[Start of The records]

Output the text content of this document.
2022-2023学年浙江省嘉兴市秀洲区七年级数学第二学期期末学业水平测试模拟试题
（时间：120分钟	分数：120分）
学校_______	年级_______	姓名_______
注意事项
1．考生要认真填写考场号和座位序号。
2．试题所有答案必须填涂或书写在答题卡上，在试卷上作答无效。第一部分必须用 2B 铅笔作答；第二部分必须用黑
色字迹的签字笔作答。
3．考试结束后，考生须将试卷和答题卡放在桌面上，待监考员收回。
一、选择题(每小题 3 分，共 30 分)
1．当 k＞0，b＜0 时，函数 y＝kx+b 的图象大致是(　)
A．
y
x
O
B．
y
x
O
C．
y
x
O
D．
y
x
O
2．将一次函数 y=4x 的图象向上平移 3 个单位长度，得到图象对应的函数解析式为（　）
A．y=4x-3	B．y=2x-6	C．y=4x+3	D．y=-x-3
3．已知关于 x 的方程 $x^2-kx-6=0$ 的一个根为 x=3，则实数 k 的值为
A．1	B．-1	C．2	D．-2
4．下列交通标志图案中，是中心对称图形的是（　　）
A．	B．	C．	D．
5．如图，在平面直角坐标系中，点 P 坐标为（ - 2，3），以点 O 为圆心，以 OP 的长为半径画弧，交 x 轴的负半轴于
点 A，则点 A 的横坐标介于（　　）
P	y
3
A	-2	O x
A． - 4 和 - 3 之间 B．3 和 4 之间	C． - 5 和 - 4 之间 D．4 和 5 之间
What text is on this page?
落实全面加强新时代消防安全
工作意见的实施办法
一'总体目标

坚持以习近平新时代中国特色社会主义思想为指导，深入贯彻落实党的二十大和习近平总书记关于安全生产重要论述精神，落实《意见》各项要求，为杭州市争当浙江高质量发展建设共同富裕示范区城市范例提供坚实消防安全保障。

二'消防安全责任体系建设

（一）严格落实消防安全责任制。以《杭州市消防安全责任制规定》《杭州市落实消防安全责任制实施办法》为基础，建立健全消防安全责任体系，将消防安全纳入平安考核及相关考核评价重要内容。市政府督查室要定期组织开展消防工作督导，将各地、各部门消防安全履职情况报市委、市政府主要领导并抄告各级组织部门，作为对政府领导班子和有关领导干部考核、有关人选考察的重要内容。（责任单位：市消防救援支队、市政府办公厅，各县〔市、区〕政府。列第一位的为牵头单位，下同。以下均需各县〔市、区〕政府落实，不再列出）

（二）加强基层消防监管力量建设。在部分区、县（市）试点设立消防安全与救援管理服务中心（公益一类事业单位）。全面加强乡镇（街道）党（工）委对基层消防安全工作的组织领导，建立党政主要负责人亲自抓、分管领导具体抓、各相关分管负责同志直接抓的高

[End of The records]

> What is needed
Pull out every line from the one with "What text is on this page?" to the end of the listing, and output only those.

> Answer to this task
What text is on this page?
落实全面加强新时代消防安全
工作意见的实施办法
一'总体目标

坚持以习近平新时代中国特色社会主义思想为指导，深入贯彻落实党的二十大和习近平总书记关于安全生产重要论述精神，落实《意见》各项要求，为杭州市争当浙江高质量发展建设共同富裕示范区城市范例提供坚实消防安全保障。

二'消防安全责任体系建设

（一）严格落实消防安全责任制。以《杭州市消防安全责任制规定》《杭州市落实消防安全责任制实施办法》为基础，建立健全消防安全责任体系，将消防安全纳入平安考核及相关考核评价重要内容。市政府督查室要定期组织开展消防工作督导，将各地、各部门消防安全履职情况报市委、市政府主要领导并抄告各级组织部门，作为对政府领导班子和有关领导干部考核、有关人选考察的重要内容。（责任单位：市消防救援支队、市政府办公厅，各县〔市、区〕政府。列第一位的为牵头单位，下同。以下均需各县〔市、区〕政府落实，不再列出）

（二）加强基层消防监管力量建设。在部分区、县（市）试点设立消防安全与救援管理服务中心（公益一类事业单位）。全面加强乡镇（街道）党（工）委对基层消防安全工作的组织领导，建立党政主要负责人亲自抓、分管领导具体抓、各相关分管负责同志直接抓的高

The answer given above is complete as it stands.